**What you should do:**
Your task is to repeat the listing exactly.

::: Materials provided

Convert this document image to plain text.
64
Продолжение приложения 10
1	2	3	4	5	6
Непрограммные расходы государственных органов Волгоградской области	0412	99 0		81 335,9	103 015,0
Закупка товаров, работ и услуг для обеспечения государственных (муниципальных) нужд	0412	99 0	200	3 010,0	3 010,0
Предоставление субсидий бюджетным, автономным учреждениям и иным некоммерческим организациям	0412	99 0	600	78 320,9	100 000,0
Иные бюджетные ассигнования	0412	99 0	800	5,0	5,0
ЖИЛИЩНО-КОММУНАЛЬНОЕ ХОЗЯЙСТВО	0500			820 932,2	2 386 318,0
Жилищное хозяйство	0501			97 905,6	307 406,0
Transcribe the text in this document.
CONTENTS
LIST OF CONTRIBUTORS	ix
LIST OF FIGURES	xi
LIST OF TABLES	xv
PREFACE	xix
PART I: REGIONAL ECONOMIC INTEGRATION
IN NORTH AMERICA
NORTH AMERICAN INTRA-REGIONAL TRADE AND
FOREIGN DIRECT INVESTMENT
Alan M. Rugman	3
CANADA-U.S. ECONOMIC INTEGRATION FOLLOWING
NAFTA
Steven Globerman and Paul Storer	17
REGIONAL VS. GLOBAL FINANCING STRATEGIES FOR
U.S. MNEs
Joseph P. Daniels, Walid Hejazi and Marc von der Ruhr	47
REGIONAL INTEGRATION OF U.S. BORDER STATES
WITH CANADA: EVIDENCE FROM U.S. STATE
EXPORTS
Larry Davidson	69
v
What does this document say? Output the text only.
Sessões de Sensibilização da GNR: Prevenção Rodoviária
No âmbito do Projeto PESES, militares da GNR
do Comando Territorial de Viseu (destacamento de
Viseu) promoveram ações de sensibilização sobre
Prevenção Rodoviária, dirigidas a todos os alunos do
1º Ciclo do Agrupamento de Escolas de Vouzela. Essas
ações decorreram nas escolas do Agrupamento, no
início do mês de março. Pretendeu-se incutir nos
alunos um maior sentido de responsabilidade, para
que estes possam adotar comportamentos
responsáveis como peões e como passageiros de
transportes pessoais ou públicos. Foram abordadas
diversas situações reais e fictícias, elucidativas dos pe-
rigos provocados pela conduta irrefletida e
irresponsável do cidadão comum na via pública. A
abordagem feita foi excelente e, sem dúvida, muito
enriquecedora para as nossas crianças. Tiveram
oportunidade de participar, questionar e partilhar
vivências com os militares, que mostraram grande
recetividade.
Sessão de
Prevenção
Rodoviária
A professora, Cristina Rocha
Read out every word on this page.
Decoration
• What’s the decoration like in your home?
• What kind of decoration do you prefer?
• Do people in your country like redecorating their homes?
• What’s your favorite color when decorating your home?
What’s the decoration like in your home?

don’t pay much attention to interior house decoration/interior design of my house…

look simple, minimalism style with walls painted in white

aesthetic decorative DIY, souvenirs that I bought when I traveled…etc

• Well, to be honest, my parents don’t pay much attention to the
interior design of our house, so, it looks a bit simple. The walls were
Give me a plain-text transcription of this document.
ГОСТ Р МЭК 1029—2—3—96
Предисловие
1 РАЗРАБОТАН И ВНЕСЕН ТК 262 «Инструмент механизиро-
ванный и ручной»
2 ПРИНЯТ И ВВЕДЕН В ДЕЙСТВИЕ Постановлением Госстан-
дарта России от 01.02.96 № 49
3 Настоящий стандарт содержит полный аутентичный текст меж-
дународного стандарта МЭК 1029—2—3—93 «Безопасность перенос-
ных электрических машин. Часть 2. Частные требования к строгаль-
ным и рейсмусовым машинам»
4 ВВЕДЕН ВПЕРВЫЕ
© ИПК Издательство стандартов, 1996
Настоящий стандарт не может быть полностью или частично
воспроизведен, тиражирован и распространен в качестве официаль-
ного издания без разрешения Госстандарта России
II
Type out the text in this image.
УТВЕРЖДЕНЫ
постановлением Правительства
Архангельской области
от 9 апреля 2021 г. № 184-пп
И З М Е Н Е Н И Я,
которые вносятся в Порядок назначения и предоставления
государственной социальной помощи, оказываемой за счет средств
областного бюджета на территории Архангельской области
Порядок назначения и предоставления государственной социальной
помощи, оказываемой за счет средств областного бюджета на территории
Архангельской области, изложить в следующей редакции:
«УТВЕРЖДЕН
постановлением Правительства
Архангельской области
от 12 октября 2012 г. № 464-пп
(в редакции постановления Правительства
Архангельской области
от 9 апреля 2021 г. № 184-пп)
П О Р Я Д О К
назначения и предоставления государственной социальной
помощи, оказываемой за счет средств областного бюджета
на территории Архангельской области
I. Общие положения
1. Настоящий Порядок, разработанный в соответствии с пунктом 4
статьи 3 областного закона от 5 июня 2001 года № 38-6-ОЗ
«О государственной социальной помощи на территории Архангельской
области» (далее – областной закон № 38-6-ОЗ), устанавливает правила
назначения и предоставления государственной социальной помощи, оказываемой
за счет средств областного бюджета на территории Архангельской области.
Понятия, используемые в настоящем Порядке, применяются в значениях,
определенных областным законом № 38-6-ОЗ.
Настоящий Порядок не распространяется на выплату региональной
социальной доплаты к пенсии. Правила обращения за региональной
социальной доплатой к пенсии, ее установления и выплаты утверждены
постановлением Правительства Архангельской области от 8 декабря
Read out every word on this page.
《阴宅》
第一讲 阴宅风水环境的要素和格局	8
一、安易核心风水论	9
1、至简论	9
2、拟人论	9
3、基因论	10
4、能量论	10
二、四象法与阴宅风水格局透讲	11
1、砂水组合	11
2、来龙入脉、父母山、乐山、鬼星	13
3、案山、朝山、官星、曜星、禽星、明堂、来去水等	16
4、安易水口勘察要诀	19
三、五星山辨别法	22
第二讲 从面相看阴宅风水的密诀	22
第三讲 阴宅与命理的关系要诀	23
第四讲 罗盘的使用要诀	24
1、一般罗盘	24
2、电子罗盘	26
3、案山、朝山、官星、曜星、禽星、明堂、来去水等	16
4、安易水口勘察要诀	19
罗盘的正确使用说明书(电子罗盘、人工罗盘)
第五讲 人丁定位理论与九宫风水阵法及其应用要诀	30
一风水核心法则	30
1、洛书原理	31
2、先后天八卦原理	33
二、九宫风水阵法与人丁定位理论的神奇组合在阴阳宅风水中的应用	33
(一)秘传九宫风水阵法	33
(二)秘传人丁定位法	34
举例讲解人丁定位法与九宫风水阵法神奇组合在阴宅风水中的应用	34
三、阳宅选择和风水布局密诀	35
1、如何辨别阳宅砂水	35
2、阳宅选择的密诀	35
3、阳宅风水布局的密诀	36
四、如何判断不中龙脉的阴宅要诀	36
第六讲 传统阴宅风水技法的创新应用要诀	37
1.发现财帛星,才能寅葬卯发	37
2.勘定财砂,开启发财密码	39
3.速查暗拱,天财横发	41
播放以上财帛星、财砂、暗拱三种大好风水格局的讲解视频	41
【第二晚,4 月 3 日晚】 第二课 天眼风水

::::::

**Solved exercise:**
Convert this document image to plain text.
64
Продолжение приложения 10
1	2	3	4	5	6
Непрограммные расходы государственных органов Волгоградской области	0412	99 0		81 335,9	103 015,0
Закупка товаров, работ и услуг для обеспечения государственных (муниципальных) нужд	0412	99 0	200	3 010,0	3 010,0
Предоставление субсидий бюджетным, автономным учреждениям и иным некоммерческим организациям	0412	99 0	600	78 320,9	100 000,0
Иные бюджетные ассигнования	0412	99 0	800	5,0	5,0
ЖИЛИЩНО-КОММУНАЛЬНОЕ ХОЗЯЙСТВО	0500			820 932,2	2 386 318,0
Жилищное хозяйство	0501			97 905,6	307 406,0
Transcribe the text in this document.
CONTENTS
LIST OF CONTRIBUTORS	ix
LIST OF FIGURES	xi
LIST OF TABLES	xv
PREFACE	xix
PART I: REGIONAL ECONOMIC INTEGRATION
IN NORTH AMERICA
NORTH AMERICAN INTRA-REGIONAL TRADE AND
FOREIGN DIRECT INVESTMENT
Alan M. Rugman	3
CANADA-U.S. ECONOMIC INTEGRATION FOLLOWING
NAFTA
Steven Globerman and Paul Storer	17
REGIONAL VS. GLOBAL FINANCING STRATEGIES FOR
U.S. MNEs
Joseph P. Daniels, Walid Hejazi and Marc von der Ruhr	47
REGIONAL INTEGRATION OF U.S. BORDER STATES
WITH CANADA: EVIDENCE FROM U.S. STATE
EXPORTS
Larry Davidson	69
v
What does this document say? Output the text only.
Sessões de Sensibilização da GNR: Prevenção Rodoviária
No âmbito do Projeto PESES, militares da GNR
do Comando Territorial de Viseu (destacamento de
Viseu) promoveram ações de sensibilização sobre
Prevenção Rodoviária, dirigidas a todos os alunos do
1º Ciclo do Agrupamento de Escolas de Vouzela. Essas
ações decorreram nas escolas do Agrupamento, no
início do mês de março. Pretendeu-se incutir nos
alunos um maior sentido de responsabilidade, para
que estes possam adotar comportamentos
responsáveis como peões e como passageiros de
transportes pessoais ou públicos. Foram abordadas
diversas situações reais e fictícias, elucidativas dos pe-
rigos provocados pela conduta irrefletida e
irresponsável do cidadão comum na via pública. A
abordagem feita foi excelente e, sem dúvida, muito
enriquecedora para as nossas crianças. Tiveram
oportunidade de participar, questionar e partilhar
vivências com os militares, que mostraram grande
recetividade.
Sessão de
Prevenção
Rodoviária
A professora, Cristina Rocha
Read out every word on this page.
Decoration
• What’s the decoration like in your home?
• What kind of decoration do you prefer?
• Do people in your country like redecorating their homes?
• What’s your favorite color when decorating your home?
What’s the decoration like in your home?

don’t pay much attention to interior house decoration/interior design of my house…

look simple, minimalism style with walls painted in white

aesthetic decorative DIY, souvenirs that I bought when I traveled…etc

• Well, to be honest, my parents don’t pay much attention to the
interior design of our house, so, it looks a bit simple. The walls were
Give me a plain-text transcription of this document.
ГОСТ Р МЭК 1029—2—3—96
Предисловие
1 РАЗРАБОТАН И ВНЕСЕН ТК 262 «Инструмент механизиро-
ванный и ручной»
2 ПРИНЯТ И ВВЕДЕН В ДЕЙСТВИЕ Постановлением Госстан-
дарта России от 01.02.96 № 49
3 Настоящий стандарт содержит полный аутентичный текст меж-
дународного стандарта МЭК 1029—2—3—93 «Безопасность перенос-
ных электрических машин. Часть 2. Частные требования к строгаль-
ным и рейсмусовым машинам»
4 ВВЕДЕН ВПЕРВЫЕ
© ИПК Издательство стандартов, 1996
Настоящий стандарт не может быть полностью или частично
воспроизведен, тиражирован и распространен в качестве официаль-
ного издания без разрешения Госстандарта России
II
Type out the text in this image.
УТВЕРЖДЕНЫ
постановлением Правительства
Архангельской области
от 9 апреля 2021 г. № 184-пп
И З М Е Н Е Н И Я,
которые вносятся в Порядок назначения и предоставления
государственной социальной помощи, оказываемой за счет средств
областного бюджета на территории Архангельской области
Порядок назначения и предоставления государственной социальной
помощи, оказываемой за счет средств областного бюджета на территории
Архангельской области, изложить в следующей редакции:
«УТВЕРЖДЕН
постановлением Правительства
Архангельской области
от 12 октября 2012 г. № 464-пп
(в редакции постановления Правительства
Архангельской области
от 9 апреля 2021 г. № 184-пп)
П О Р Я Д О К
назначения и предоставления государственной социальной
помощи, оказываемой за счет средств областного бюджета
на территории Архангельской области
I. Общие положения
1. Настоящий Порядок, разработанный в соответствии с пунктом 4
статьи 3 областного закона от 5 июня 2001 года № 38-6-ОЗ
«О государственной социальной помощи на территории Архангельской
области» (далее – областной закон № 38-6-ОЗ), устанавливает правила
назначения и предоставления государственной социальной помощи, оказываемой
за счет средств областного бюджета на территории Архангельской области.
Понятия, используемые в настоящем Порядке, применяются в значениях,
определенных областным законом № 38-6-ОЗ.
Настоящий Порядок не распространяется на выплату региональной
социальной доплаты к пенсии. Правила обращения за региональной
социальной доплатой к пенсии, ее установления и выплаты утверждены
постановлением Правительства Архангельской области от 8 декабря
Read out every word on this page.
《阴宅》
第一讲 阴宅风水环境的要素和格局	8
一、安易核心风水论	9
1、至简论	9
2、拟人论	9
3、基因论	10
4、能量论	10
二、四象法与阴宅风水格局透讲	11
1、砂水组合	11
2、来龙入脉、父母山、乐山、鬼星	13
3、案山、朝山、官星、曜星、禽星、明堂、来去水等	16
4、安易水口勘察要诀	19
三、五星山辨别法	22
第二讲 从面相看阴宅风水的密诀	22
第三讲 阴宅与命理的关系要诀	23
第四讲 罗盘的使用要诀	24
1、一般罗盘	24
2、电子罗盘	26
3、案山、朝山、官星、曜星、禽星、明堂、来去水等	16
4、安易水口勘察要诀	19
罗盘的正确使用说明书(电子罗盘、人工罗盘)
第五讲 人丁定位理论与九宫风水阵法及其应用要诀	30
一风水核心法则	30
1、洛书原理	31
2、先后天八卦原理	33
二、九宫风水阵法与人丁定位理论的神奇组合在阴阳宅风水中的应用	33
(一)秘传九宫风水阵法	33
(二)秘传人丁定位法	34
举例讲解人丁定位法与九宫风水阵法神奇组合在阴宅风水中的应用	34
三、阳宅选择和风水布局密诀	35
1、如何辨别阳宅砂水	35
2、阳宅选择的密诀	35
3、阳宅风水布局的密诀	36
四、如何判断不中龙脉的阴宅要诀	36
第六讲 传统阴宅风水技法的创新应用要诀	37
1.发现财帛星,才能寅葬卯发	37
2.勘定财砂,开启发财密码	39
3.速查暗拱,天财横发	41
播放以上财帛星、财砂、暗拱三种大好风水格局的讲解视频	41
【第二晚,4 月 3 日晚】 第二课 天眼风水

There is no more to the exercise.